## WHAT TO PRODUCE
The data must be returned in full and exactly as given.

Data excerpts
>>>
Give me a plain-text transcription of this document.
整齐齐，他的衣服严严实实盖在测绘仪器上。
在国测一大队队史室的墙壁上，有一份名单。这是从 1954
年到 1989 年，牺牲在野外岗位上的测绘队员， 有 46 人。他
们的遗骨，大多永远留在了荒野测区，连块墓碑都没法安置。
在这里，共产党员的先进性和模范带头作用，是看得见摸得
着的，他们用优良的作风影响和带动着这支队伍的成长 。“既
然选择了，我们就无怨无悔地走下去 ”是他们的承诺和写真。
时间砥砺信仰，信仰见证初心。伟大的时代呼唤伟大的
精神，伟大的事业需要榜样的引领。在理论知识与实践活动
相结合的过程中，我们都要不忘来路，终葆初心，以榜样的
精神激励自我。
<<<
## SOLUTION FOR THIS TASK
Give me a plain-text transcription of this document.
整齐齐，他的衣服严严实实盖在测绘仪器上。
在国测一大队队史室的墙壁上，有一份名单。这是从 1954
年到 1989 年，牺牲在野外岗位上的测绘队员， 有 46 人。他
们的遗骨，大多永远留在了荒野测区，连块墓碑都没法安置。
在这里，共产党员的先进性和模范带头作用，是看得见摸得
着的，他们用优良的作风影响和带动着这支队伍的成长 。“既
然选择了，我们就无怨无悔地走下去 ”是他们的承诺和写真。
时间砥砺信仰，信仰见证初心。伟大的时代呼唤伟大的
精神，伟大的事业需要榜样的引领。在理论知识与实践活动
相结合的过程中，我们都要不忘来路，终葆初心，以榜样的
精神激励自我。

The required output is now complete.